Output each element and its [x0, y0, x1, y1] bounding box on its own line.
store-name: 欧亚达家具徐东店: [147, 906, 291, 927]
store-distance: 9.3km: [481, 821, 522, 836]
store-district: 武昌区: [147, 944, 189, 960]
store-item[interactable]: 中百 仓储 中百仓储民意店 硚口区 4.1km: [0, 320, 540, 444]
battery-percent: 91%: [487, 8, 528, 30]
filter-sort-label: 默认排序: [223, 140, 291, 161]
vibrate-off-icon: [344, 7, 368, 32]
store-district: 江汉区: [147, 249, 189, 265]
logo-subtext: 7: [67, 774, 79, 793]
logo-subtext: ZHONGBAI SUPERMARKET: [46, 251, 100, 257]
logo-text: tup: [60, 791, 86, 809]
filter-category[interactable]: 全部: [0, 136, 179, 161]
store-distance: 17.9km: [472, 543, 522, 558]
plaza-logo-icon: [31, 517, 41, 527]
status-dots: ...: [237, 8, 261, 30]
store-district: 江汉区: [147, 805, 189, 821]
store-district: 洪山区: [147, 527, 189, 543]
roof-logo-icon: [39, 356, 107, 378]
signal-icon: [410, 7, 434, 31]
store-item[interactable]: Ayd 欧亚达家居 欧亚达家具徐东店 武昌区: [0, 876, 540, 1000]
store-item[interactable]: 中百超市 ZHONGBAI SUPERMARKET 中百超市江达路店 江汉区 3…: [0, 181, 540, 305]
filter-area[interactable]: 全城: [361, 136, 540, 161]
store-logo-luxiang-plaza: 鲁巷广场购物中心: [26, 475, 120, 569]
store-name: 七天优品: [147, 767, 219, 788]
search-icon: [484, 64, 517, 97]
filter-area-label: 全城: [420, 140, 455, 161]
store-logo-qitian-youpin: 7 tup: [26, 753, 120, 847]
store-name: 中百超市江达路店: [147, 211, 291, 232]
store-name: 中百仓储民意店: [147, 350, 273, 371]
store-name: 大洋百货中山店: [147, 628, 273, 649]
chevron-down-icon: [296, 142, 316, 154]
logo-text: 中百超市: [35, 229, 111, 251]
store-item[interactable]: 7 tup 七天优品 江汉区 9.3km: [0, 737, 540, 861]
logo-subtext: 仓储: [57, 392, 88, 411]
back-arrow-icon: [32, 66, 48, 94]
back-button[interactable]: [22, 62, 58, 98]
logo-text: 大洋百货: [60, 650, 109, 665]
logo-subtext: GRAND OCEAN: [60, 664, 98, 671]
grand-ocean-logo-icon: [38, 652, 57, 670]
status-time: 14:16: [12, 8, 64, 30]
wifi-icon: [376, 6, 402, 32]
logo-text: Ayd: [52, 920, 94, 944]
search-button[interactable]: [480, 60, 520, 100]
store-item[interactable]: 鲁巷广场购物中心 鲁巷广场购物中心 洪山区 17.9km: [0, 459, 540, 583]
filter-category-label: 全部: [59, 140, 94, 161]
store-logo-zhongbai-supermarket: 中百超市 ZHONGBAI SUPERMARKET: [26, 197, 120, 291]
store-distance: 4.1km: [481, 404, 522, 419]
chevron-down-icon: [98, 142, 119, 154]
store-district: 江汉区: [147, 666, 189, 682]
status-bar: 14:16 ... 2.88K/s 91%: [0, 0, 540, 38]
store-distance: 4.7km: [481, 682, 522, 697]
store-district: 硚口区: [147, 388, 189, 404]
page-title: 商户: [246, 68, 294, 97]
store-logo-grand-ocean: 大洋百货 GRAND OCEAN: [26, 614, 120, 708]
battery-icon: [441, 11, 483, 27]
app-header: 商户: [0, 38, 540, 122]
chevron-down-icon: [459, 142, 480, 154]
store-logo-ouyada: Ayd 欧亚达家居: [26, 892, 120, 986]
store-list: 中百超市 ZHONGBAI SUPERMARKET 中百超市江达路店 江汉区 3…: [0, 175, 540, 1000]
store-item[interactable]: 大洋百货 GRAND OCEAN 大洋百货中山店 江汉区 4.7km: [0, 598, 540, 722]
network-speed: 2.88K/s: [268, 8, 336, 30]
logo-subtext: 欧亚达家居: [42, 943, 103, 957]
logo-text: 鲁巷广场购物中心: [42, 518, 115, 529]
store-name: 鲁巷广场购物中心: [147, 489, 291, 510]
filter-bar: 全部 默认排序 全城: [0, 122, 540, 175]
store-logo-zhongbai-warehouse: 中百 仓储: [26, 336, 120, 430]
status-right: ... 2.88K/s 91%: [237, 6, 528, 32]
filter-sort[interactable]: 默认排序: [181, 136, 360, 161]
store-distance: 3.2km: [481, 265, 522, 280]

...

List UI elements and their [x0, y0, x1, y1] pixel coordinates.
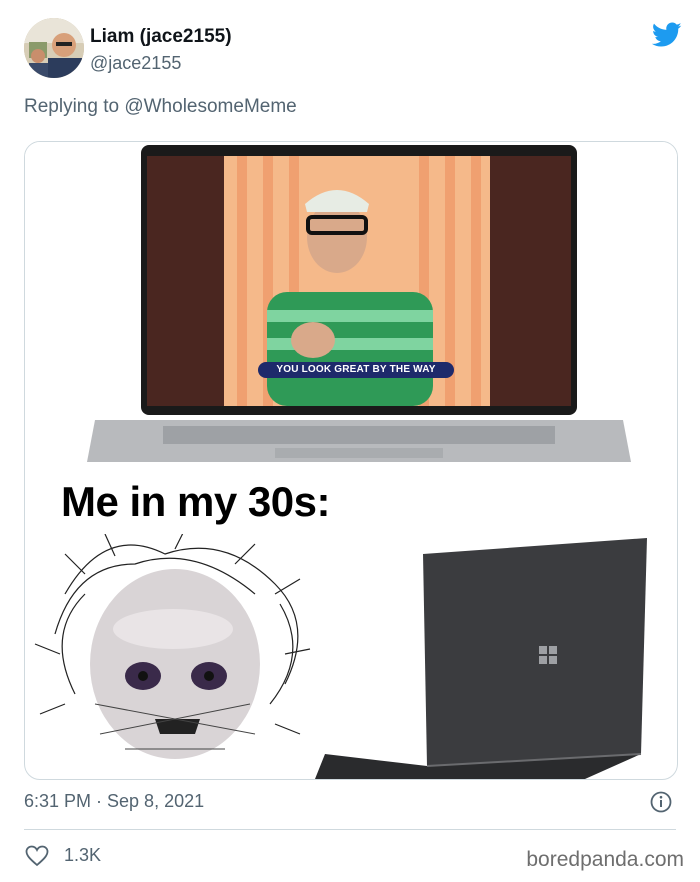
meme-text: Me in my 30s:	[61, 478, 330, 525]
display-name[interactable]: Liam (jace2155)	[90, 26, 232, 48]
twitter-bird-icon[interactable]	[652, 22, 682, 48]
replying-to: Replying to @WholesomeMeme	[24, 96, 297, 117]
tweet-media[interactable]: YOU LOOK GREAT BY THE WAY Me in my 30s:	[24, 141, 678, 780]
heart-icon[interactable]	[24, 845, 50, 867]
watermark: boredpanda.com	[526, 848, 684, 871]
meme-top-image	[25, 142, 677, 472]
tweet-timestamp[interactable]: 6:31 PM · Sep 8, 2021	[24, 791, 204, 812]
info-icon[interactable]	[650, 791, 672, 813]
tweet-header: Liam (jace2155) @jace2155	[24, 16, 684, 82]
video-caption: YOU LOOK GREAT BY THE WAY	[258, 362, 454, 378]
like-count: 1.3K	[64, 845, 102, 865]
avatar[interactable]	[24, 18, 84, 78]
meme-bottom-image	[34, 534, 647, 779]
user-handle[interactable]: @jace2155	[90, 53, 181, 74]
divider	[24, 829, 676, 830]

### WHAT YOU ARE ASKED TO DO
Reproduce the records verbatim from the line with "meme-text: Me in" to the line with "848, 684, 871]", inclusive.

### OUTPUT OF THE EXERCISE
meme-text: Me in my 30s:	[61, 478, 330, 525]
display-name[interactable]: Liam (jace2155)	[90, 26, 232, 48]
twitter-bird-icon[interactable]	[652, 22, 682, 48]
replying-to: Replying to @WholesomeMeme	[24, 96, 297, 117]
tweet-media[interactable]: YOU LOOK GREAT BY THE WAY Me in my 30s:	[24, 141, 678, 780]
heart-icon[interactable]	[24, 845, 50, 867]
watermark: boredpanda.com	[526, 848, 684, 871]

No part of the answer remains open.